• [Labeled region entries]
━━━
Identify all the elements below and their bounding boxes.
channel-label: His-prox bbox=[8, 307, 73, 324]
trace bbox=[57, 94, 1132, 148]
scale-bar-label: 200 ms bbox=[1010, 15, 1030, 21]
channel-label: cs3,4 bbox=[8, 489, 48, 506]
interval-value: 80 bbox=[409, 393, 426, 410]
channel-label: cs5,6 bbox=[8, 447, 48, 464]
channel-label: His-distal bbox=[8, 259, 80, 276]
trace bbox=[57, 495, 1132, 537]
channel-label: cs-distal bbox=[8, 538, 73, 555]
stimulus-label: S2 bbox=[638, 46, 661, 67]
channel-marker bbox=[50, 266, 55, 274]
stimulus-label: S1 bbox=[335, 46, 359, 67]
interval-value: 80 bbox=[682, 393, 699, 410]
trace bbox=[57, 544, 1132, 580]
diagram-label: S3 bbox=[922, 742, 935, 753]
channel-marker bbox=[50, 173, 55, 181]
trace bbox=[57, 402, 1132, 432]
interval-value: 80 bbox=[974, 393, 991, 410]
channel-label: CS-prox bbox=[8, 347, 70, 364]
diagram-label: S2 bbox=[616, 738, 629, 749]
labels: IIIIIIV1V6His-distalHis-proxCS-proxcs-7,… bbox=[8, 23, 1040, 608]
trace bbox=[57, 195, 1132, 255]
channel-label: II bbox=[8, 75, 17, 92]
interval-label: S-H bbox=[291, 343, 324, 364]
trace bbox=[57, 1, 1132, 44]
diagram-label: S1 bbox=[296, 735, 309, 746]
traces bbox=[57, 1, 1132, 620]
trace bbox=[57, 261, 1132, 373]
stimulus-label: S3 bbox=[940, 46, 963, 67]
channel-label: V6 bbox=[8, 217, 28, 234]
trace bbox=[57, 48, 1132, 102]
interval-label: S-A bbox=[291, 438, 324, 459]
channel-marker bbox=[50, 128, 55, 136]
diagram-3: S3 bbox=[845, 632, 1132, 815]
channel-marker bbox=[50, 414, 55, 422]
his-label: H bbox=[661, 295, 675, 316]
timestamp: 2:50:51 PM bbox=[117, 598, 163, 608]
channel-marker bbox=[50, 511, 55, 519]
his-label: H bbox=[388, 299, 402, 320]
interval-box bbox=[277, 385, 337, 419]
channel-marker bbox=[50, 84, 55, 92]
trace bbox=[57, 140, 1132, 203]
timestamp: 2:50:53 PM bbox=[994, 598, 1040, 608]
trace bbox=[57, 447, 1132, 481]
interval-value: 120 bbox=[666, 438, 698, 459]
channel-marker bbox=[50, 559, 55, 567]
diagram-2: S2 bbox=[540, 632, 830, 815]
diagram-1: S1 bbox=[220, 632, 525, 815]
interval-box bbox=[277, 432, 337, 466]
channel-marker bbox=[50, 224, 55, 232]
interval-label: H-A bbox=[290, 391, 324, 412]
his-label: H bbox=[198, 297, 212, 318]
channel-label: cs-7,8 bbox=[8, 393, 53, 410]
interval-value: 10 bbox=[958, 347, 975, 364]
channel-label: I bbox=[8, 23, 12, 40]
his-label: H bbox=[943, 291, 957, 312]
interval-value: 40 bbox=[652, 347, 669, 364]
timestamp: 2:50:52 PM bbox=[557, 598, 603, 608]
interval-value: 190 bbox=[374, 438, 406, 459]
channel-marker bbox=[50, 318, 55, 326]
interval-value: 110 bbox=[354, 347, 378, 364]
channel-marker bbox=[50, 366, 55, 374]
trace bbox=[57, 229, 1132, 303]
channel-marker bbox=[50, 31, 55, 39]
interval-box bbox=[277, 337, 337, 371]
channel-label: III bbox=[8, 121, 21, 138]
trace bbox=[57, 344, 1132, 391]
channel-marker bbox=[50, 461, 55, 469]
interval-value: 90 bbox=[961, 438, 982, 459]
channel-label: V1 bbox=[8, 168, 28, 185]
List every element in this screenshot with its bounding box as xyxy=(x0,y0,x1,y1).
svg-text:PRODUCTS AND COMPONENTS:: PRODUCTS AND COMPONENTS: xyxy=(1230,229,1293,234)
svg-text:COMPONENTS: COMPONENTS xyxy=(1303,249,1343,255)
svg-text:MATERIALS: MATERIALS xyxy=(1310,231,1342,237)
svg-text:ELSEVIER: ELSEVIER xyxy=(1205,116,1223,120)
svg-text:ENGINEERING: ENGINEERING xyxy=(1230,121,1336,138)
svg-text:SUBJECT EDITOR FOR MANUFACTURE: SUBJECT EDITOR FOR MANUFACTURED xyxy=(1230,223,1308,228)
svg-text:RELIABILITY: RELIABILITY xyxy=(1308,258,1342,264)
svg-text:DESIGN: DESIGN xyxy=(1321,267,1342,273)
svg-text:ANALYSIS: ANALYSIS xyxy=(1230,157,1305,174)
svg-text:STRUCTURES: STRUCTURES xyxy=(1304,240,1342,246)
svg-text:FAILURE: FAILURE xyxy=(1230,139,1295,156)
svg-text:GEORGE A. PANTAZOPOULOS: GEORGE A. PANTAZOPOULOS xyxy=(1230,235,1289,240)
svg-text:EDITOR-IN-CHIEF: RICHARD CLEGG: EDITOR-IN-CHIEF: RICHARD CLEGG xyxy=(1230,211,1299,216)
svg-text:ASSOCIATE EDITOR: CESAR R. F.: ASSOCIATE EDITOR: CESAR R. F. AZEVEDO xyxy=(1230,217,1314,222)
━━━
Reproduce the lines above verbatim, from the first one through the line with "interval-value: 120 bbox=[666, 438, 698, 459]".

Identify all the elements below and their bounding boxes.
channel-label: His-prox bbox=[8, 307, 73, 324]
trace bbox=[57, 94, 1132, 148]
scale-bar-label: 200 ms bbox=[1010, 15, 1030, 21]
channel-label: cs3,4 bbox=[8, 489, 48, 506]
interval-value: 80 bbox=[409, 393, 426, 410]
channel-label: cs5,6 bbox=[8, 447, 48, 464]
channel-label: His-distal bbox=[8, 259, 80, 276]
trace bbox=[57, 495, 1132, 537]
channel-label: cs-distal bbox=[8, 538, 73, 555]
stimulus-label: S2 bbox=[638, 46, 661, 67]
channel-marker bbox=[50, 266, 55, 274]
stimulus-label: S1 bbox=[335, 46, 359, 67]
interval-value: 80 bbox=[682, 393, 699, 410]
trace bbox=[57, 544, 1132, 580]
diagram-label: S3 bbox=[922, 742, 935, 753]
channel-marker bbox=[50, 173, 55, 181]
trace bbox=[57, 402, 1132, 432]
interval-value: 80 bbox=[974, 393, 991, 410]
channel-label: CS-prox bbox=[8, 347, 70, 364]
diagram-label: S2 bbox=[616, 738, 629, 749]
labels: IIIIIIV1V6His-distalHis-proxCS-proxcs-7,… bbox=[8, 23, 1040, 608]
trace bbox=[57, 195, 1132, 255]
channel-label: II bbox=[8, 75, 17, 92]
interval-label: S-H bbox=[291, 343, 324, 364]
trace bbox=[57, 1, 1132, 44]
diagram-label: S1 bbox=[296, 735, 309, 746]
traces bbox=[57, 1, 1132, 620]
trace bbox=[57, 261, 1132, 373]
stimulus-label: S3 bbox=[940, 46, 963, 67]
channel-label: V6 bbox=[8, 217, 28, 234]
trace bbox=[57, 48, 1132, 102]
interval-label: S-A bbox=[291, 438, 324, 459]
channel-marker bbox=[50, 128, 55, 136]
diagram-3: S3 bbox=[845, 632, 1132, 815]
channel-marker bbox=[50, 414, 55, 422]
his-label: H bbox=[661, 295, 675, 316]
timestamp: 2:50:51 PM bbox=[117, 598, 163, 608]
channel-marker bbox=[50, 511, 55, 519]
his-label: H bbox=[388, 299, 402, 320]
interval-box bbox=[277, 385, 337, 419]
channel-marker bbox=[50, 84, 55, 92]
trace bbox=[57, 140, 1132, 203]
timestamp: 2:50:53 PM bbox=[994, 598, 1040, 608]
trace bbox=[57, 447, 1132, 481]
interval-value: 120 bbox=[666, 438, 698, 459]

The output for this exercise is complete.